**WRITTEN EXERCISE:** Transcribe every line exactly and omit anything that is a picture.

**RECORDS FOR THIS TASK:**
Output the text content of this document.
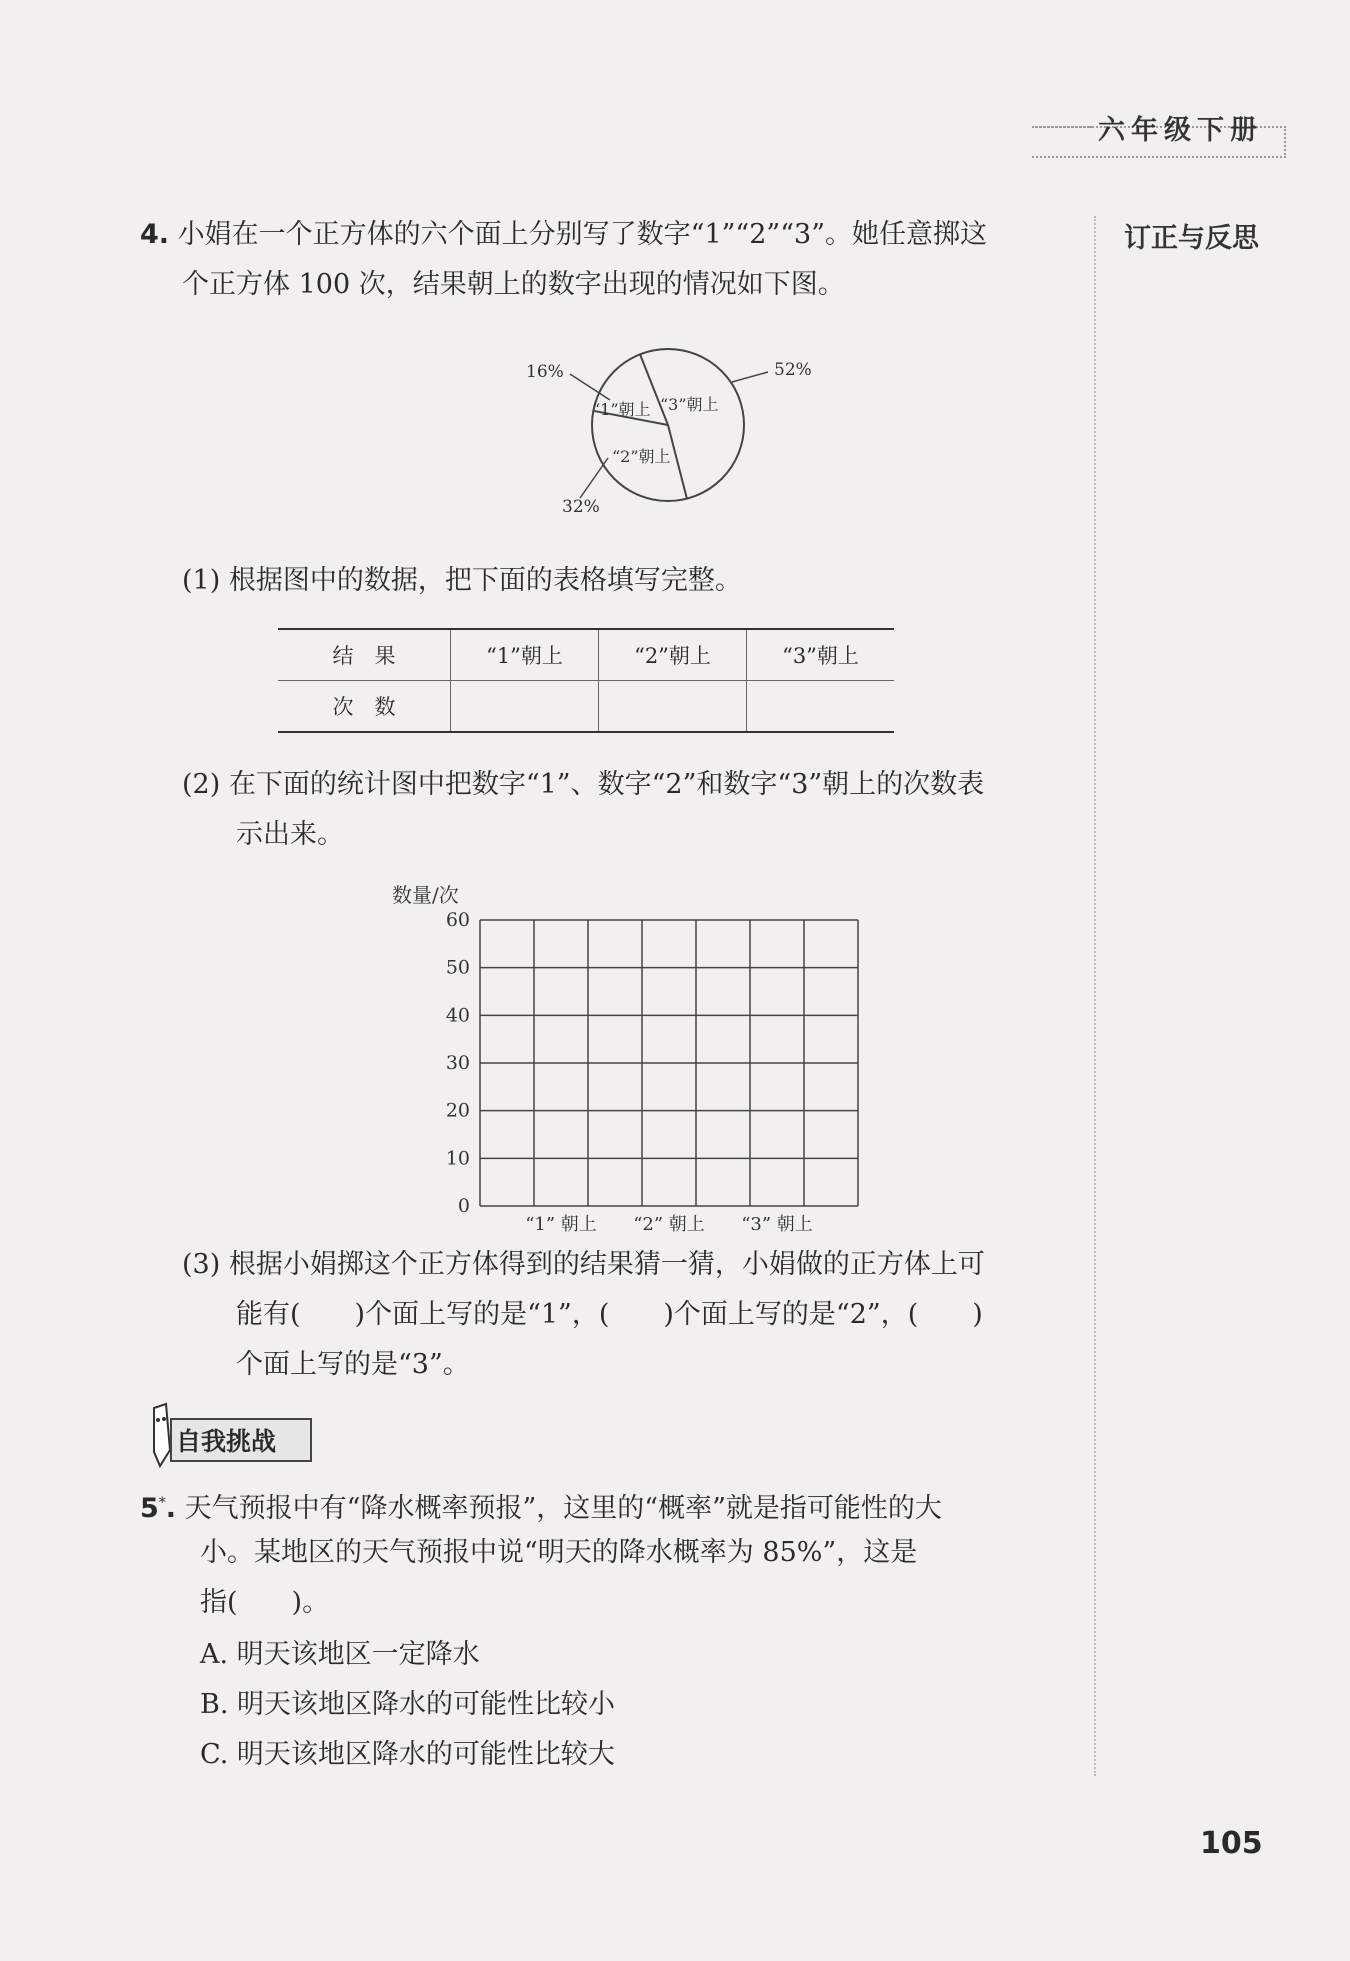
六年级下册
订正与反思
4. 小娟在一个正方体的六个面上分别写了数字“1”“2”“3”。她任意掷这
个正方体 100 次，结果朝上的数字出现的情况如下图。
16%	52%
32%
“1”朝上 “3”朝上
“2”朝上
(1) 根据图中的数据，把下面的表格填写完整。
结　果	“1”朝上	“2”朝上	“3”朝上
次　数			
(2) 在下面的统计图中把数字“1”、数字“2”和数字“3”朝上的次数表
示出来。
数量/次
0
10
20
30
40
50
60
“1” 朝上 “2” 朝上 “3” 朝上
(3) 根据小娟掷这个正方体得到的结果猜一猜，小娟做的正方体上可
能有(　　)个面上写的是“1”，(　　)个面上写的是“2”，(　　)
个面上写的是“3”。
自我挑战
5*. 天气预报中有“降水概率预报”，这里的“概率”就是指可能性的大
小。某地区的天气预报中说“明天的降水概率为 85%”，这是
指(　　)。
A. 明天该地区一定降水
B. 明天该地区降水的可能性比较小
C. 明天该地区降水的可能性比较大
105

**TASK ANSWER:**
Output the text content of this document.
六年级下册
订正与反思
4. 小娟在一个正方体的六个面上分别写了数字“1”“2”“3”。她任意掷这
个正方体 100 次，结果朝上的数字出现的情况如下图。
16%	52%
32%
“1”朝上 “3”朝上
“2”朝上
(1) 根据图中的数据，把下面的表格填写完整。
结　果	“1”朝上	“2”朝上	“3”朝上
次　数			
(2) 在下面的统计图中把数字“1”、数字“2”和数字“3”朝上的次数表
示出来。
数量/次
0
10
20
30
40
50
60
“1” 朝上 “2” 朝上 “3” 朝上
(3) 根据小娟掷这个正方体得到的结果猜一猜，小娟做的正方体上可
能有(　　)个面上写的是“1”，(　　)个面上写的是“2”，(　　)
个面上写的是“3”。
自我挑战
5*. 天气预报中有“降水概率预报”，这里的“概率”就是指可能性的大
小。某地区的天气预报中说“明天的降水概率为 85%”，这是
指(　　)。
A. 明天该地区一定降水
B. 明天该地区降水的可能性比较小
C. 明天该地区降水的可能性比较大
105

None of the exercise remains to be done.